[Records that describe figures]
+ + + +
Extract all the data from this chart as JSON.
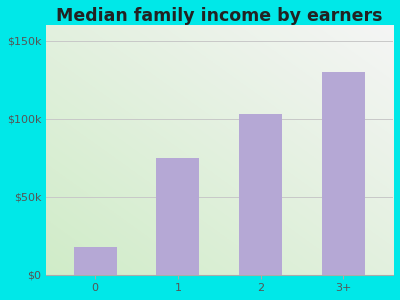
{
  "categories": [
    "0",
    "1",
    "2",
    "3+"
  ],
  "values": [
    18000,
    75000,
    103000,
    130000
  ],
  "bar_color": "#b5a8d5",
  "bar_edgecolor": "#b5a8d5",
  "title": "Median family income by earners",
  "title_color": "#222222",
  "subtitle_color": "#7a4a4a",
  "yticks": [
    0,
    50000,
    100000,
    150000
  ],
  "ytick_labels": [
    "$0",
    "$50k",
    "$100k",
    "$150k"
  ],
  "ylim": [
    0,
    160000
  ],
  "outer_bg": "#00e8e8",
  "plot_bg_topleft": "#e8f5e5",
  "plot_bg_topright": "#f5f5f5",
  "plot_bg_bottomleft": "#d8f0d0",
  "plot_bg_bottomright": "#f0f0f0",
  "grid_color": "#c8c8c8",
  "title_fontsize": 12.5,
  "subtitle_fontsize": 9,
  "tick_fontsize": 8,
  "tick_color": "#555555"
}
+ + + +
● GIVEN EXERCISE:
Repeat each entry exactly as it appears; skip any picture.

● TASK ANSWER:
Extract all the data from this chart as JSON.
{
  "categories": [
    "0",
    "1",
    "2",
    "3+"
  ],
  "values": [
    18000,
    75000,
    103000,
    130000
  ],
  "bar_color": "#b5a8d5",
  "bar_edgecolor": "#b5a8d5",
  "title": "Median family income by earners",
  "title_color": "#222222",
  "subtitle_color": "#7a4a4a",
  "yticks": [
    0,
    50000,
    100000,
    150000
  ],
  "ytick_labels": [
    "$0",
    "$50k",
    "$100k",
    "$150k"
  ],
  "ylim": [
    0,
    160000
  ],
  "outer_bg": "#00e8e8",
  "plot_bg_topleft": "#e8f5e5",
  "plot_bg_topright": "#f5f5f5",
  "plot_bg_bottomleft": "#d8f0d0",
  "plot_bg_bottomright": "#f0f0f0",
  "grid_color": "#c8c8c8",
  "title_fontsize": 12.5,
  "subtitle_fontsize": 9,
  "tick_fontsize": 8,
  "tick_color": "#555555"
}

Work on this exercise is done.